Repeat every line below exactly as it reads.

── ROWS ──

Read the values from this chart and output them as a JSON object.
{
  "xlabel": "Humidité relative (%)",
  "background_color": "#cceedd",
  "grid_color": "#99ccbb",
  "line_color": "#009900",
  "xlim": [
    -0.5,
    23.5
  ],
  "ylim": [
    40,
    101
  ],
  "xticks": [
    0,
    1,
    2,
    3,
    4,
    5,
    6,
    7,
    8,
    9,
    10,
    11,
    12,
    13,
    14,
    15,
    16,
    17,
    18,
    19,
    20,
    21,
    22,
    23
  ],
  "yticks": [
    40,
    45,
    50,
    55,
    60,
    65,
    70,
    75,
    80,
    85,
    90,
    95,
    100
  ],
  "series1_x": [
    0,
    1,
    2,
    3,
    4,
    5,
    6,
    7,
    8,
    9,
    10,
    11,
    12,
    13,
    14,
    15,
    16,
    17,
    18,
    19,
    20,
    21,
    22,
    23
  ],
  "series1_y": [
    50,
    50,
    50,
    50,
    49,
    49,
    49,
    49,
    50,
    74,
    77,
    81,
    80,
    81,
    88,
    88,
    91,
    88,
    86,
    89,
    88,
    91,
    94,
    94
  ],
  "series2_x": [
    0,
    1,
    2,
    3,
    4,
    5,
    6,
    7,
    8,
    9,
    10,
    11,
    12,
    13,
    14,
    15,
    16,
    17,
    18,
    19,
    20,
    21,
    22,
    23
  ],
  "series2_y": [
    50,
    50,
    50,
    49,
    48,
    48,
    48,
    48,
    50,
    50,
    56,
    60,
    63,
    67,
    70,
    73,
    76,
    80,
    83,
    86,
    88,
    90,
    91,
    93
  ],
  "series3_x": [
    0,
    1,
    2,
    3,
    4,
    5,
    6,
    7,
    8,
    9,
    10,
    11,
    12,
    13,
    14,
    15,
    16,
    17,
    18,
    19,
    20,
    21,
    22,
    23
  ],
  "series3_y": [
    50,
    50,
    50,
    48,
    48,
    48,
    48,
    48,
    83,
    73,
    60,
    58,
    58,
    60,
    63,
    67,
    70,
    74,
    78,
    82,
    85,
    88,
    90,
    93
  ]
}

───

→ **OUTPUT OF THE TASK**
Read the values from this chart and output them as a JSON object.
{
  "xlabel": "Humidité relative (%)",
  "background_color": "#cceedd",
  "grid_color": "#99ccbb",
  "line_color": "#009900",
  "xlim": [
    -0.5,
    23.5
  ],
  "ylim": [
    40,
    101
  ],
  "xticks": [
    0,
    1,
    2,
    3,
    4,
    5,
    6,
    7,
    8,
    9,
    10,
    11,
    12,
    13,
    14,
    15,
    16,
    17,
    18,
    19,
    20,
    21,
    22,
    23
  ],
  "yticks": [
    40,
    45,
    50,
    55,
    60,
    65,
    70,
    75,
    80,
    85,
    90,
    95,
    100
  ],
  "series1_x": [
    0,
    1,
    2,
    3,
    4,
    5,
    6,
    7,
    8,
    9,
    10,
    11,
    12,
    13,
    14,
    15,
    16,
    17,
    18,
    19,
    20,
    21,
    22,
    23
  ],
  "series1_y": [
    50,
    50,
    50,
    50,
    49,
    49,
    49,
    49,
    50,
    74,
    77,
    81,
    80,
    81,
    88,
    88,
    91,
    88,
    86,
    89,
    88,
    91,
    94,
    94
  ],
  "series2_x": [
    0,
    1,
    2,
    3,
    4,
    5,
    6,
    7,
    8,
    9,
    10,
    11,
    12,
    13,
    14,
    15,
    16,
    17,
    18,
    19,
    20,
    21,
    22,
    23
  ],
  "series2_y": [
    50,
    50,
    50,
    49,
    48,
    48,
    48,
    48,
    50,
    50,
    56,
    60,
    63,
    67,
    70,
    73,
    76,
    80,
    83,
    86,
    88,
    90,
    91,
    93
  ],
  "series3_x": [
    0,
    1,
    2,
    3,
    4,
    5,
    6,
    7,
    8,
    9,
    10,
    11,
    12,
    13,
    14,
    15,
    16,
    17,
    18,
    19,
    20,
    21,
    22,
    23
  ],
  "series3_y": [
    50,
    50,
    50,
    48,
    48,
    48,
    48,
    48,
    83,
    73,
    60,
    58,
    58,
    60,
    63,
    67,
    70,
    74,
    78,
    82,
    85,
    88,
    90,
    93
  ]
}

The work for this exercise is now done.